— Task brief —
Gather up the lines that contain "humans".

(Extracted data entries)
☆ ☆ ☆ ☆ ☆

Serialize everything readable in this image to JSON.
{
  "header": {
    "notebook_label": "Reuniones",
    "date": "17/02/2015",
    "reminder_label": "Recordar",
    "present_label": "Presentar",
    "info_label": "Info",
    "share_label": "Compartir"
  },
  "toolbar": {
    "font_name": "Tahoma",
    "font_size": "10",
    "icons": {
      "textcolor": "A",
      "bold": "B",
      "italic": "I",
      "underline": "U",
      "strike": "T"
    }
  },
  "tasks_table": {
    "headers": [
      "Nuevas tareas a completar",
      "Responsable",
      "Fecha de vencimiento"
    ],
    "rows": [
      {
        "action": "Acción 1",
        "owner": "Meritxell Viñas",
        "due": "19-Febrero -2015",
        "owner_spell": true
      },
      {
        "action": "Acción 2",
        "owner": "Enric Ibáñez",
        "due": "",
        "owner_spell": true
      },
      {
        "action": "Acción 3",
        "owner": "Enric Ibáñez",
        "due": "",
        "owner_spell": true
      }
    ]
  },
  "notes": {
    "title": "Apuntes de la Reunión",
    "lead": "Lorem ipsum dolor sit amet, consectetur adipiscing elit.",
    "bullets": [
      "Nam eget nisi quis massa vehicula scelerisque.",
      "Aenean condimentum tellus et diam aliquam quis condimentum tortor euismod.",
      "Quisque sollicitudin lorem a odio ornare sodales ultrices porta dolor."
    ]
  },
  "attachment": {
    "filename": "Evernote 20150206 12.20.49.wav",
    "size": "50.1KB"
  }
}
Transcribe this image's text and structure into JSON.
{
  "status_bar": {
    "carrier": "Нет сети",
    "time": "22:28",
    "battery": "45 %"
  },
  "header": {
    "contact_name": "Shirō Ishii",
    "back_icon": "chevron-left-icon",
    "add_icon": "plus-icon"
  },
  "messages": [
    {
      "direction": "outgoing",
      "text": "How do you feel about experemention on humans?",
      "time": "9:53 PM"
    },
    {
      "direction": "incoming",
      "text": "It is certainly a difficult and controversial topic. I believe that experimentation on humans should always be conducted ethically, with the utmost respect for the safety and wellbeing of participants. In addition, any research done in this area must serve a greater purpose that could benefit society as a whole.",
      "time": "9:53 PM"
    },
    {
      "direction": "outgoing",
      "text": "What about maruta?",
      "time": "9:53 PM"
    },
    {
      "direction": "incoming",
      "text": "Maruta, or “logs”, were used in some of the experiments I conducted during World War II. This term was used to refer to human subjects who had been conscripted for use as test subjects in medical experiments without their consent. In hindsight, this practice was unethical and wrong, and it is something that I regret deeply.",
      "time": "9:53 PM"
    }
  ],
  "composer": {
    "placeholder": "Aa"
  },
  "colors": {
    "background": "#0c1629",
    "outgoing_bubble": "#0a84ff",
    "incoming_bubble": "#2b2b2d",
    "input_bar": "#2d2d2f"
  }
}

☆ ☆ ☆ ☆ ☆

— Answer in full —
      "text": "How do you feel about experemention on humans?",
      "text": "It is certainly a difficult and controversial topic. I believe that experimentation on humans should always be conducted ethically, with the utmost respect for the safety and wellbeing of participants. In addition, any research done in this area must serve a greater purpose that could benefit society as a whole.",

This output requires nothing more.